◆ **Records for this exercise**
• • • • • • •

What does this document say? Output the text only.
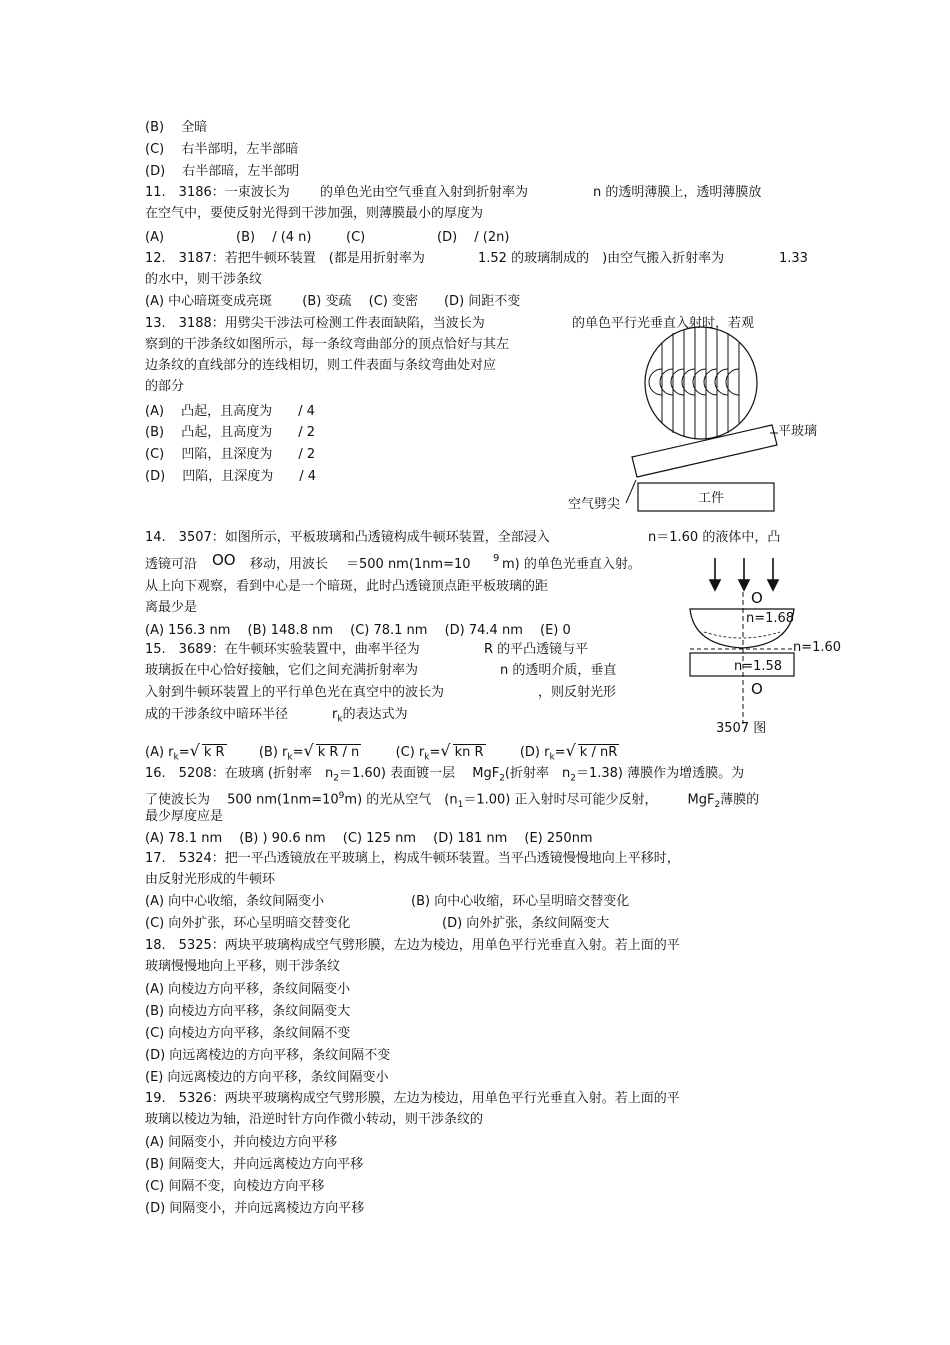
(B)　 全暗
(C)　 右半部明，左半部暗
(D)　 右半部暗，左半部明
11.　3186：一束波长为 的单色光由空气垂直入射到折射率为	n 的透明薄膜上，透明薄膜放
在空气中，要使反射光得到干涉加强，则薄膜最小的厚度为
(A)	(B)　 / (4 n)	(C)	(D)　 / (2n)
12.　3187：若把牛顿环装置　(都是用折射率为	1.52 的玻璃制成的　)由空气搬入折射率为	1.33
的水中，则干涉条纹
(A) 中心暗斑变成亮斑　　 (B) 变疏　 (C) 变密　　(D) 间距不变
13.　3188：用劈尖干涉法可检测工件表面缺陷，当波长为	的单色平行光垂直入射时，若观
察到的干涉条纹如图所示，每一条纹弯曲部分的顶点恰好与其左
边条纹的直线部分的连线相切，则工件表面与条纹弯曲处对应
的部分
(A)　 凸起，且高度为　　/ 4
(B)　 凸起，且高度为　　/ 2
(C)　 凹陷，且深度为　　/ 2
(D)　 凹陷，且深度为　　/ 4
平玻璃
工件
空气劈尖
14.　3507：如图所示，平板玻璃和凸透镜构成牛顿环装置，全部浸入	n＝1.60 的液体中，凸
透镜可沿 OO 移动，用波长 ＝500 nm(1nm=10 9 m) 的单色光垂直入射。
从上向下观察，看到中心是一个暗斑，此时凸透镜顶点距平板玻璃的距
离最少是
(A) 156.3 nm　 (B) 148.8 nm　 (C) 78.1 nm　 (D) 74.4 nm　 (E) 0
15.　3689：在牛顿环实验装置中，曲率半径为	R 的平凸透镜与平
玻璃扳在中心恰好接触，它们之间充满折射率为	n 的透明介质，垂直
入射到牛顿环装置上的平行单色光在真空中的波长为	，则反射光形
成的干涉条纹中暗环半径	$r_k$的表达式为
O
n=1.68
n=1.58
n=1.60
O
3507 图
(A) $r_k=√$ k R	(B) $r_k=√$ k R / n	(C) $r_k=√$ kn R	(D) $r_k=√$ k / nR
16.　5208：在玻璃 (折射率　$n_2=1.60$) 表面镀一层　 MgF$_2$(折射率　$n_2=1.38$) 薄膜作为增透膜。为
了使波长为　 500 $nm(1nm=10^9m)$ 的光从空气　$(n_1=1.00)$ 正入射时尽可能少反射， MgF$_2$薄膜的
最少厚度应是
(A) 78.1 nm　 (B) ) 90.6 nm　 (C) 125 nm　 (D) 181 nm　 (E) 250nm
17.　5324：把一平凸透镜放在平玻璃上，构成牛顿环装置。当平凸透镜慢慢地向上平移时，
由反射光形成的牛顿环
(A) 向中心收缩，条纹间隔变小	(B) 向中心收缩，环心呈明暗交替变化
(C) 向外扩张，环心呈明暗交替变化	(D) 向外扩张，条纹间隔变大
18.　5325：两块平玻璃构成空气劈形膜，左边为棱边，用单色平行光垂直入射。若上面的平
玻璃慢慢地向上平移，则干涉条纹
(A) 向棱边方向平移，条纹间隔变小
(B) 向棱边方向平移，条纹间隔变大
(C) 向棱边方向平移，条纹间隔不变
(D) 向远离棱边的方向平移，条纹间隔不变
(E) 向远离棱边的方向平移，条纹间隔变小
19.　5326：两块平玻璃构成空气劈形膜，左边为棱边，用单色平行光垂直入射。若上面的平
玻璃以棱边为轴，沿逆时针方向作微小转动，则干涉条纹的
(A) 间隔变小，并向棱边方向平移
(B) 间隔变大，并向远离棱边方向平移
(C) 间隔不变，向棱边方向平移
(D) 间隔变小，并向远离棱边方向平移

• • • • • • •

◆ **What is asked**
Restate the listing above word for word, and skip the pictures.

◆ **Full answer**
What does this document say? Output the text only.
(B)　 全暗
(C)　 右半部明，左半部暗
(D)　 右半部暗，左半部明
11.　3186：一束波长为 的单色光由空气垂直入射到折射率为	n 的透明薄膜上，透明薄膜放
在空气中，要使反射光得到干涉加强，则薄膜最小的厚度为
(A)	(B)　 / (4 n)	(C)	(D)　 / (2n)
12.　3187：若把牛顿环装置　(都是用折射率为	1.52 的玻璃制成的　)由空气搬入折射率为	1.33
的水中，则干涉条纹
(A) 中心暗斑变成亮斑　　 (B) 变疏　 (C) 变密　　(D) 间距不变
13.　3188：用劈尖干涉法可检测工件表面缺陷，当波长为	的单色平行光垂直入射时，若观
察到的干涉条纹如图所示，每一条纹弯曲部分的顶点恰好与其左
边条纹的直线部分的连线相切，则工件表面与条纹弯曲处对应
的部分
(A)　 凸起，且高度为　　/ 4
(B)　 凸起，且高度为　　/ 2
(C)　 凹陷，且深度为　　/ 2
(D)　 凹陷，且深度为　　/ 4
平玻璃
工件
空气劈尖
14.　3507：如图所示，平板玻璃和凸透镜构成牛顿环装置，全部浸入	n＝1.60 的液体中，凸
透镜可沿 OO 移动，用波长 ＝500 nm(1nm=10 9 m) 的单色光垂直入射。
从上向下观察，看到中心是一个暗斑，此时凸透镜顶点距平板玻璃的距
离最少是
(A) 156.3 nm　 (B) 148.8 nm　 (C) 78.1 nm　 (D) 74.4 nm　 (E) 0
15.　3689：在牛顿环实验装置中，曲率半径为	R 的平凸透镜与平
玻璃扳在中心恰好接触，它们之间充满折射率为	n 的透明介质，垂直
入射到牛顿环装置上的平行单色光在真空中的波长为	，则反射光形
成的干涉条纹中暗环半径	$r_k$的表达式为
O
n=1.68
n=1.58
n=1.60
O
3507 图
(A) $r_k=√$ k R	(B) $r_k=√$ k R / n	(C) $r_k=√$ kn R	(D) $r_k=√$ k / nR
16.　5208：在玻璃 (折射率　$n_2=1.60$) 表面镀一层　 MgF$_2$(折射率　$n_2=1.38$) 薄膜作为增透膜。为
了使波长为　 500 $nm(1nm=10^9m)$ 的光从空气　$(n_1=1.00)$ 正入射时尽可能少反射， MgF$_2$薄膜的
最少厚度应是
(A) 78.1 nm　 (B) ) 90.6 nm　 (C) 125 nm　 (D) 181 nm　 (E) 250nm
17.　5324：把一平凸透镜放在平玻璃上，构成牛顿环装置。当平凸透镜慢慢地向上平移时，
由反射光形成的牛顿环
(A) 向中心收缩，条纹间隔变小	(B) 向中心收缩，环心呈明暗交替变化
(C) 向外扩张，环心呈明暗交替变化	(D) 向外扩张，条纹间隔变大
18.　5325：两块平玻璃构成空气劈形膜，左边为棱边，用单色平行光垂直入射。若上面的平
玻璃慢慢地向上平移，则干涉条纹
(A) 向棱边方向平移，条纹间隔变小
(B) 向棱边方向平移，条纹间隔变大
(C) 向棱边方向平移，条纹间隔不变
(D) 向远离棱边的方向平移，条纹间隔不变
(E) 向远离棱边的方向平移，条纹间隔变小
19.　5326：两块平玻璃构成空气劈形膜，左边为棱边，用单色平行光垂直入射。若上面的平
玻璃以棱边为轴，沿逆时针方向作微小转动，则干涉条纹的
(A) 间隔变小，并向棱边方向平移
(B) 间隔变大，并向远离棱边方向平移
(C) 间隔不变，向棱边方向平移
(D) 间隔变小，并向远离棱边方向平移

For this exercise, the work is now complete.